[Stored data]
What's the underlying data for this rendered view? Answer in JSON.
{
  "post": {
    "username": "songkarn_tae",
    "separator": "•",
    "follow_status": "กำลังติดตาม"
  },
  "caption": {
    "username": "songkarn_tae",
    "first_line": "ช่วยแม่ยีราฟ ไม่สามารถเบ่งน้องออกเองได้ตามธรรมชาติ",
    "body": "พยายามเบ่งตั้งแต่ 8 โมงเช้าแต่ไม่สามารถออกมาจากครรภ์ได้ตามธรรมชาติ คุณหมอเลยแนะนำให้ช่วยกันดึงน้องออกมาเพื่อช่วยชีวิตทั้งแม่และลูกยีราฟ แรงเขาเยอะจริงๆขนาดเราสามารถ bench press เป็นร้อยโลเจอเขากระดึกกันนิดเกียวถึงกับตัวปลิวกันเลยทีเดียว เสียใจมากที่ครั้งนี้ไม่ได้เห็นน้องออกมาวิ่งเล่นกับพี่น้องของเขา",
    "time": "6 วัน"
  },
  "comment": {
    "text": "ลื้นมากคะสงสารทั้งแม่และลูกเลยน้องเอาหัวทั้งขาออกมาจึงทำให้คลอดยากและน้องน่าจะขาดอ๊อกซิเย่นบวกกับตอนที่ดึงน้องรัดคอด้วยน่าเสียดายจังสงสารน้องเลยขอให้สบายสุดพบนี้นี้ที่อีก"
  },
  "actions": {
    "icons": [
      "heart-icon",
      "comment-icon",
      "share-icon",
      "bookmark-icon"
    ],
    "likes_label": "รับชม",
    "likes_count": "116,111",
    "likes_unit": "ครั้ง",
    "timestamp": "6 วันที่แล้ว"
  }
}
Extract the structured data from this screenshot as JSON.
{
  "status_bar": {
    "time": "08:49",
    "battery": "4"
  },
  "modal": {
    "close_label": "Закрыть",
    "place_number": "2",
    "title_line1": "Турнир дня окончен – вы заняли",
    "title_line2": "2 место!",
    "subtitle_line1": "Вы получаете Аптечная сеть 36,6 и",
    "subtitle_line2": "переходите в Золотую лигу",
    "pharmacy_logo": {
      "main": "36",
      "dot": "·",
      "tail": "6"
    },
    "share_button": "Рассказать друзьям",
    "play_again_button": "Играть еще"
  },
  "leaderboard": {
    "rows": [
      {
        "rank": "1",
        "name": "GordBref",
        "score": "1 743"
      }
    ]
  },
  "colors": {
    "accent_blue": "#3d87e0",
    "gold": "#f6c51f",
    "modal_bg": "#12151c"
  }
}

● GIVEN PROBLEM:
In the records, locate each line holding the string "และล" and copy it.

● RESPONSE:
    "body": "พยายามเบ่งตั้งแต่ 8 โมงเช้าแต่ไม่สามารถออกมาจากครรภ์ได้ตามธรรมชาติ คุณหมอเลยแนะนำให้ช่วยกันดึงน้องออกมาเพื่อช่วยชีวิตทั้งแม่และลูกยีราฟ แรงเขาเยอะจริงๆขนาดเราสามารถ bench press เป็นร้อยโลเจอเขากระดึกกันนิดเกียวถึงกับตัวปลิวกันเลยทีเดียว เสียใจมากที่ครั้งนี้ไม่ได้เห็นน้องออกมาวิ่งเล่นกับพี่น้องของเขา",
    "text": "ลื้นมากคะสงสารทั้งแม่และลูกเลยน้องเอาหัวทั้งขาออกมาจึงทำให้คลอดยากและน้องน่าจะขาดอ๊อกซิเย่นบวกกับตอนที่ดึงน้องรัดคอด้วยน่าเสียดายจังสงสารน้องเลยขอให้สบายสุดพบนี้นี้ที่อีก"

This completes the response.